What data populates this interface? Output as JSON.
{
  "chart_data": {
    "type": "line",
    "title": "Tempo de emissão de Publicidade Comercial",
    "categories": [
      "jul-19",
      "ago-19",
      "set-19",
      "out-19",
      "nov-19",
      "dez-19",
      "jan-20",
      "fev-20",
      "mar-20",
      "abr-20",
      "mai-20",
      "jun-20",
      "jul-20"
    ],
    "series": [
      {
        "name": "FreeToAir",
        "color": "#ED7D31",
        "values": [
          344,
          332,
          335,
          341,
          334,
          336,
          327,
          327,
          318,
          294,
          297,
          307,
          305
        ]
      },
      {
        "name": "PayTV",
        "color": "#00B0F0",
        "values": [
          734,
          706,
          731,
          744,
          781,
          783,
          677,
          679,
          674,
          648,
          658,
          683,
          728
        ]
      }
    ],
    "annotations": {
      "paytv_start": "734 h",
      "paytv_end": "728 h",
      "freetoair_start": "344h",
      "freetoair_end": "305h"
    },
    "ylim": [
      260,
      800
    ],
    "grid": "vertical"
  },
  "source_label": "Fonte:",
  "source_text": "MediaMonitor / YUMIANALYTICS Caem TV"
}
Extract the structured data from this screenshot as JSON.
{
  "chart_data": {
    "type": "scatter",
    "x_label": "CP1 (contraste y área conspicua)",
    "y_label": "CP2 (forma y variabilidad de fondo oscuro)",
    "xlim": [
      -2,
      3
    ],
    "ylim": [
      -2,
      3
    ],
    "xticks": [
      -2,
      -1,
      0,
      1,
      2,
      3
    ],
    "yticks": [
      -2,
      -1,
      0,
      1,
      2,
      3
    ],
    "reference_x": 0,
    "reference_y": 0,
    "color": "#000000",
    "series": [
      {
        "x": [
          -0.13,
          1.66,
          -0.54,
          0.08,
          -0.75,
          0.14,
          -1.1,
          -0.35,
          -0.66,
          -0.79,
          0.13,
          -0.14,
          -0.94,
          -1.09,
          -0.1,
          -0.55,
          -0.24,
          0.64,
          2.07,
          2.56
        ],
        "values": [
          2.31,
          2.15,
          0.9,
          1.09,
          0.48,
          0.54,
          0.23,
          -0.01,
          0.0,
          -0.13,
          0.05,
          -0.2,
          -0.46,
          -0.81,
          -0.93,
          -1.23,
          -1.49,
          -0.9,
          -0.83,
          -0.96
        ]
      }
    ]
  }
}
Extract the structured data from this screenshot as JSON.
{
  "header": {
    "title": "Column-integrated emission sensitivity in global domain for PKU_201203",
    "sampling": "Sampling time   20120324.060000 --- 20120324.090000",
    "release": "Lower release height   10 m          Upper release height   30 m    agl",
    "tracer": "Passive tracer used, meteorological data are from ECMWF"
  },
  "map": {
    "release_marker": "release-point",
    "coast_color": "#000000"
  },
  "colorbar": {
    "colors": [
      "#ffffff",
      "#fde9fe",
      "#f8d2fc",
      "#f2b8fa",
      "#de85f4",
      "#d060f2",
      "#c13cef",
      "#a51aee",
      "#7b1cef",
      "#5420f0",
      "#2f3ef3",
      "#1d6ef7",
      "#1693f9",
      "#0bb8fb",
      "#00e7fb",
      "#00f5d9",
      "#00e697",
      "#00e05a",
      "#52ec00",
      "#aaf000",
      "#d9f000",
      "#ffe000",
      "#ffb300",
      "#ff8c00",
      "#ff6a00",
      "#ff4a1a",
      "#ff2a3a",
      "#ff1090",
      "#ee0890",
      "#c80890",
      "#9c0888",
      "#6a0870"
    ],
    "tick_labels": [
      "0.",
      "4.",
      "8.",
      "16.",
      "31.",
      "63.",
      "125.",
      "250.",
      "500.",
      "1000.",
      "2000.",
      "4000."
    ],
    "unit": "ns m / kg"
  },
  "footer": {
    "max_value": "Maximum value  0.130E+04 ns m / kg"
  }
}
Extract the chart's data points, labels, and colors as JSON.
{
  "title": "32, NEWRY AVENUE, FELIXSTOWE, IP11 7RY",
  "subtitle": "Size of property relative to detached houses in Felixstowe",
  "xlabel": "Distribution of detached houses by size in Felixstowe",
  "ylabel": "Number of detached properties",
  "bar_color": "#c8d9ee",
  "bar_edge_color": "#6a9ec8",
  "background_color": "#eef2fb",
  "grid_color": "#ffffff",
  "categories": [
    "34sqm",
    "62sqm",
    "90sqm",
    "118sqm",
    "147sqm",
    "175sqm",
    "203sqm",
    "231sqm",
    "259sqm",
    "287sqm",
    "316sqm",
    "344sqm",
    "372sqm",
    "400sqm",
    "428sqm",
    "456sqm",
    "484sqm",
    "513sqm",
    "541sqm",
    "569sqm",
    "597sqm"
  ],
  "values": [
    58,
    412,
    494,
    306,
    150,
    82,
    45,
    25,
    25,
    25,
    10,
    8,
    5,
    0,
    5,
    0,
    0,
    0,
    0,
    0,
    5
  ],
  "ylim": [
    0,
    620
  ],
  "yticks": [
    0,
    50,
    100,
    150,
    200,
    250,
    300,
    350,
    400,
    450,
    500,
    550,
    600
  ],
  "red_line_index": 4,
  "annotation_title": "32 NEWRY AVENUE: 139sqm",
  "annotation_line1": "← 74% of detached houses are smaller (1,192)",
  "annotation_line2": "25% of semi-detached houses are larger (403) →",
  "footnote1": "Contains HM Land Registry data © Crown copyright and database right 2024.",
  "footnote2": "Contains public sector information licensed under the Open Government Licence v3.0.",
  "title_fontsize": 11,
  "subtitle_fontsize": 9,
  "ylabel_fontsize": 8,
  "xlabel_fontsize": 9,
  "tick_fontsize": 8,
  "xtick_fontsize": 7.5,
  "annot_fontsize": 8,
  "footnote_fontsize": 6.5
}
--- --- ---
• **Task requirements**
Repeat the entries exactly, all of them.

• **Output for this exercise**
What data populates this interface? Output as JSON.
{
  "chart_data": {
    "type": "line",
    "title": "Tempo de emissão de Publicidade Comercial",
    "categories": [
      "jul-19",
      "ago-19",
      "set-19",
      "out-19",
      "nov-19",
      "dez-19",
      "jan-20",
      "fev-20",
      "mar-20",
      "abr-20",
      "mai-20",
      "jun-20",
      "jul-20"
    ],
    "series": [
      {
        "name": "FreeToAir",
        "color": "#ED7D31",
        "values": [
          344,
          332,
          335,
          341,
          334,
          336,
          327,
          327,
          318,
          294,
          297,
          307,
          305
        ]
      },
      {
        "name": "PayTV",
        "color": "#00B0F0",
        "values": [
          734,
          706,
          731,
          744,
          781,
          783,
          677,
          679,
          674,
          648,
          658,
          683,
          728
        ]
      }
    ],
    "annotations": {
      "paytv_start": "734 h",
      "paytv_end": "728 h",
      "freetoair_start": "344h",
      "freetoair_end": "305h"
    },
    "ylim": [
      260,
      800
    ],
    "grid": "vertical"
  },
  "source_label": "Fonte:",
  "source_text": "MediaMonitor / YUMIANALYTICS Caem TV"
}
Extract the structured data from this screenshot as JSON.
{
  "chart_data": {
    "type": "scatter",
    "x_label": "CP1 (contraste y área conspicua)",
    "y_label": "CP2 (forma y variabilidad de fondo oscuro)",
    "xlim": [
      -2,
      3
    ],
    "ylim": [
      -2,
      3
    ],
    "xticks": [
      -2,
      -1,
      0,
      1,
      2,
      3
    ],
    "yticks": [
      -2,
      -1,
      0,
      1,
      2,
      3
    ],
    "reference_x": 0,
    "reference_y": 0,
    "color": "#000000",
    "series": [
      {
        "x": [
          -0.13,
          1.66,
          -0.54,
          0.08,
          -0.75,
          0.14,
          -1.1,
          -0.35,
          -0.66,
          -0.79,
          0.13,
          -0.14,
          -0.94,
          -1.09,
          -0.1,
          -0.55,
          -0.24,
          0.64,
          2.07,
          2.56
        ],
        "values": [
          2.31,
          2.15,
          0.9,
          1.09,
          0.48,
          0.54,
          0.23,
          -0.01,
          0.0,
          -0.13,
          0.05,
          -0.2,
          -0.46,
          -0.81,
          -0.93,
          -1.23,
          -1.49,
          -0.9,
          -0.83,
          -0.96
        ]
      }
    ]
  }
}
Extract the structured data from this screenshot as JSON.
{
  "header": {
    "title": "Column-integrated emission sensitivity in global domain for PKU_201203",
    "sampling": "Sampling time   20120324.060000 --- 20120324.090000",
    "release": "Lower release height   10 m          Upper release height   30 m    agl",
    "tracer": "Passive tracer used, meteorological data are from ECMWF"
  },
  "map": {
    "release_marker": "release-point",
    "coast_color": "#000000"
  },
  "colorbar": {
    "colors": [
      "#ffffff",
      "#fde9fe",
      "#f8d2fc",
      "#f2b8fa",
      "#de85f4",
      "#d060f2",
      "#c13cef",
      "#a51aee",
      "#7b1cef",
      "#5420f0",
      "#2f3ef3",
      "#1d6ef7",
      "#1693f9",
      "#0bb8fb",
      "#00e7fb",
      "#00f5d9",
      "#00e697",
      "#00e05a",
      "#52ec00",
      "#aaf000",
      "#d9f000",
      "#ffe000",
      "#ffb300",
      "#ff8c00",
      "#ff6a00",
      "#ff4a1a",
      "#ff2a3a",
      "#ff1090",
      "#ee0890",
      "#c80890",
      "#9c0888",
      "#6a0870"
    ],
    "tick_labels": [
      "0.",
      "4.",
      "8.",
      "16.",
      "31.",
      "63.",
      "125.",
      "250.",
      "500.",
      "1000.",
      "2000.",
      "4000."
    ],
    "unit": "ns m / kg"
  },
  "footer": {
    "max_value": "Maximum value  0.130E+04 ns m / kg"
  }
}
Extract the chart's data points, labels, and colors as JSON.
{
  "title": "32, NEWRY AVENUE, FELIXSTOWE, IP11 7RY",
  "subtitle": "Size of property relative to detached houses in Felixstowe",
  "xlabel": "Distribution of detached houses by size in Felixstowe",
  "ylabel": "Number of detached properties",
  "bar_color": "#c8d9ee",
  "bar_edge_color": "#6a9ec8",
  "background_color": "#eef2fb",
  "grid_color": "#ffffff",
  "categories": [
    "34sqm",
    "62sqm",
    "90sqm",
    "118sqm",
    "147sqm",
    "175sqm",
    "203sqm",
    "231sqm",
    "259sqm",
    "287sqm",
    "316sqm",
    "344sqm",
    "372sqm",
    "400sqm",
    "428sqm",
    "456sqm",
    "484sqm",
    "513sqm",
    "541sqm",
    "569sqm",
    "597sqm"
  ],
  "values": [
    58,
    412,
    494,
    306,
    150,
    82,
    45,
    25,
    25,
    25,
    10,
    8,
    5,
    0,
    5,
    0,
    0,
    0,
    0,
    0,
    5
  ],
  "ylim": [
    0,
    620
  ],
  "yticks": [
    0,
    50,
    100,
    150,
    200,
    250,
    300,
    350,
    400,
    450,
    500,
    550,
    600
  ],
  "red_line_index": 4,
  "annotation_title": "32 NEWRY AVENUE: 139sqm",
  "annotation_line1": "← 74% of detached houses are smaller (1,192)",
  "annotation_line2": "25% of semi-detached houses are larger (403) →",
  "footnote1": "Contains HM Land Registry data © Crown copyright and database right 2024.",
  "footnote2": "Contains public sector information licensed under the Open Government Licence v3.0.",
  "title_fontsize": 11,
  "subtitle_fontsize": 9,
  "ylabel_fontsize": 8,
  "xlabel_fontsize": 9,
  "tick_fontsize": 8,
  "xtick_fontsize": 7.5,
  "annot_fontsize": 8,
  "footnote_fontsize": 6.5
}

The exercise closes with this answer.